[Excerpt from a dataset]
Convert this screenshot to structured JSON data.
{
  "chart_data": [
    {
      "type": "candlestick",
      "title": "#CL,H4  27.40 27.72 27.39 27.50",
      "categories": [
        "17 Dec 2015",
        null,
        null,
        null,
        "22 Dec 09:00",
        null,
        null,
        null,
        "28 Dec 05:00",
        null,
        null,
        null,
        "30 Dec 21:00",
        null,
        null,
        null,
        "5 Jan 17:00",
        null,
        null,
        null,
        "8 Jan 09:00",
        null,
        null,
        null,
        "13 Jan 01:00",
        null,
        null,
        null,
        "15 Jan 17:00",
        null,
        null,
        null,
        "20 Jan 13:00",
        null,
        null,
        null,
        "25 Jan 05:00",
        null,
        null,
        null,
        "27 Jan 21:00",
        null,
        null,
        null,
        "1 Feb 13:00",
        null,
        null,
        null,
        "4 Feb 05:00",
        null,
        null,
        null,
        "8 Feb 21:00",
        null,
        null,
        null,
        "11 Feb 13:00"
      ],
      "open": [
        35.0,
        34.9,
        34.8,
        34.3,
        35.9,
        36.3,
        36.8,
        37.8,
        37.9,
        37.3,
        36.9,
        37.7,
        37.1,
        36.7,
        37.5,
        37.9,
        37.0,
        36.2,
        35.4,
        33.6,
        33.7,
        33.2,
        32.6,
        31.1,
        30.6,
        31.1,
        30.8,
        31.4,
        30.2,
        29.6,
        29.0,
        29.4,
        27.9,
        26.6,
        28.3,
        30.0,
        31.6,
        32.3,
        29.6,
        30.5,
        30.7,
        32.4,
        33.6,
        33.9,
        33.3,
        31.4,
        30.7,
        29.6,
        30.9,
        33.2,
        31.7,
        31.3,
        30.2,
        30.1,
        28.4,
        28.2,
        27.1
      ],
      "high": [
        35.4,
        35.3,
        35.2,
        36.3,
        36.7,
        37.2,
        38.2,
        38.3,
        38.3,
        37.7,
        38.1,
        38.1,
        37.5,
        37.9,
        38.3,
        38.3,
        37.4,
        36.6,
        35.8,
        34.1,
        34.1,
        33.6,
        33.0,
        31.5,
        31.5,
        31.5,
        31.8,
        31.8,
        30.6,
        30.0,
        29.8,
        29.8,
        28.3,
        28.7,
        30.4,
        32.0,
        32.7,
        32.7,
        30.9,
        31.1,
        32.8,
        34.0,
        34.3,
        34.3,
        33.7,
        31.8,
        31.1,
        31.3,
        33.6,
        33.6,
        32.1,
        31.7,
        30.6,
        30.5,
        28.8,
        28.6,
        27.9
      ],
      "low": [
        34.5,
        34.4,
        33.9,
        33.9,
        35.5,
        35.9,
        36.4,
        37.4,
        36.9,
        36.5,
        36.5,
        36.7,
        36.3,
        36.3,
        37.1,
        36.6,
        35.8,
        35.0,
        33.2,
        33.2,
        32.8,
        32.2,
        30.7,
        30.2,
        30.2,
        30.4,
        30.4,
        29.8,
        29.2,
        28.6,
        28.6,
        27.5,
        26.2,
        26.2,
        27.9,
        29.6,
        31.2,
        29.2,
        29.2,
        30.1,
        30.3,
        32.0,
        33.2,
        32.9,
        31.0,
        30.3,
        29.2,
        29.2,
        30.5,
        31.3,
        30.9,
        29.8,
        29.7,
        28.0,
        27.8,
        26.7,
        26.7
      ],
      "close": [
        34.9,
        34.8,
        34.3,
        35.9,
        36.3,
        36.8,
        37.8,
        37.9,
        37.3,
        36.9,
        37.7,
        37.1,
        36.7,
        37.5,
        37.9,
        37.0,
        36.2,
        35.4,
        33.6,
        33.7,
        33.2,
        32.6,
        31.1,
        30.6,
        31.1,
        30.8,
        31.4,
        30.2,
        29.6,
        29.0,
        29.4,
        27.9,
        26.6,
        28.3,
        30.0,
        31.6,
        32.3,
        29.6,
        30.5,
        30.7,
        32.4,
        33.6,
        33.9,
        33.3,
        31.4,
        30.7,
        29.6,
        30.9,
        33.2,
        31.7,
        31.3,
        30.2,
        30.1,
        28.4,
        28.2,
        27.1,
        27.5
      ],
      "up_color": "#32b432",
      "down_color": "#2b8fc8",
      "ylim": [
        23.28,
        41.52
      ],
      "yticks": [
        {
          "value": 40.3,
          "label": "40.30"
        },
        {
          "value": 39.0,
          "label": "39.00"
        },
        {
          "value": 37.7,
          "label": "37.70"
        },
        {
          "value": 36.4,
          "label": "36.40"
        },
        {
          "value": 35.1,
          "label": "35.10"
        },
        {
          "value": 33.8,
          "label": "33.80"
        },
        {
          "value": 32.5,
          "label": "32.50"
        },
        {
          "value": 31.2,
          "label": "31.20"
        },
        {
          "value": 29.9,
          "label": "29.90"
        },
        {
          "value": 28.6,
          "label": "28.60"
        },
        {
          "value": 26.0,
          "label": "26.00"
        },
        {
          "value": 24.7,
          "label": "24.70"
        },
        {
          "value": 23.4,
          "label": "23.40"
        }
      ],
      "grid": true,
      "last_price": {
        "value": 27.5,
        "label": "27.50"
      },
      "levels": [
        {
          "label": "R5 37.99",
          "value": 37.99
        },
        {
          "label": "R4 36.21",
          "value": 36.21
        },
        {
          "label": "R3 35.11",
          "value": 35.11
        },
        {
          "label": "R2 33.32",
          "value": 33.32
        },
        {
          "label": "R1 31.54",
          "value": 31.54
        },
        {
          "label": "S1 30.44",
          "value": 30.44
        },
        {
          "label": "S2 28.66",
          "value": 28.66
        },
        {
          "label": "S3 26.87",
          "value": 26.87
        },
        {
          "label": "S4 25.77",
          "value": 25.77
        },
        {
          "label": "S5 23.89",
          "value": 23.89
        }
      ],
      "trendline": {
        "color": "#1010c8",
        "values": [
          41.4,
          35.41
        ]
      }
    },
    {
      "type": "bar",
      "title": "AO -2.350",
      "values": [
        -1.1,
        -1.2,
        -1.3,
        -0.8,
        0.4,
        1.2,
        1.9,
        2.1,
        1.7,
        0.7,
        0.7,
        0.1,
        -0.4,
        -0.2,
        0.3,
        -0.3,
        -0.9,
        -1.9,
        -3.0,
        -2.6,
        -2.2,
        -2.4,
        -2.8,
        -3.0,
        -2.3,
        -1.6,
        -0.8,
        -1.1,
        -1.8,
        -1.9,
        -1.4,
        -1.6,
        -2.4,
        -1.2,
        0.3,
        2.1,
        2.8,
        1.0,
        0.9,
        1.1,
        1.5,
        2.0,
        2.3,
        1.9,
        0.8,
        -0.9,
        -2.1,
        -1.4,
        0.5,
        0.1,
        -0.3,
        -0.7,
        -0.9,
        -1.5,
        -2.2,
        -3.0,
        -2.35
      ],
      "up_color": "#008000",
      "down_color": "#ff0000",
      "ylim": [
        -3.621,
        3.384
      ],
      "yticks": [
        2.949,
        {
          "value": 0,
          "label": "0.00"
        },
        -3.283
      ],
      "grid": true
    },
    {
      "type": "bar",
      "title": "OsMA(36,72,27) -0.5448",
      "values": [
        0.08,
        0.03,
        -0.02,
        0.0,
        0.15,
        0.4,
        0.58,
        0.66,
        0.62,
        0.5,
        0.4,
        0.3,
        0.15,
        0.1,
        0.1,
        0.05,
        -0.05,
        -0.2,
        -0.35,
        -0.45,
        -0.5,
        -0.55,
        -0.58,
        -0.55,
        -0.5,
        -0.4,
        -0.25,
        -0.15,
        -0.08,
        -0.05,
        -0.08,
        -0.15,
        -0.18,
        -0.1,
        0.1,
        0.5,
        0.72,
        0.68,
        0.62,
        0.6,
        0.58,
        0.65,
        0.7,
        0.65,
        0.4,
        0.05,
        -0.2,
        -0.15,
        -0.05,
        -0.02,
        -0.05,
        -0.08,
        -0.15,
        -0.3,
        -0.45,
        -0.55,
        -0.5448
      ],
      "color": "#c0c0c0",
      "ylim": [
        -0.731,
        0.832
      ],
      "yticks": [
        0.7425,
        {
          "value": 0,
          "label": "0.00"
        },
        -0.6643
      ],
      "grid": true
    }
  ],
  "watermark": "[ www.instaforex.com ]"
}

### Problem requirements
Scan the material above. Copy each line where "title" occurs.

### Solution to this task
      "title": "#CL,H4  27.40 27.72 27.39 27.50",
      "title": "AO -2.350",
      "title": "OsMA(36,72,27) -0.5448",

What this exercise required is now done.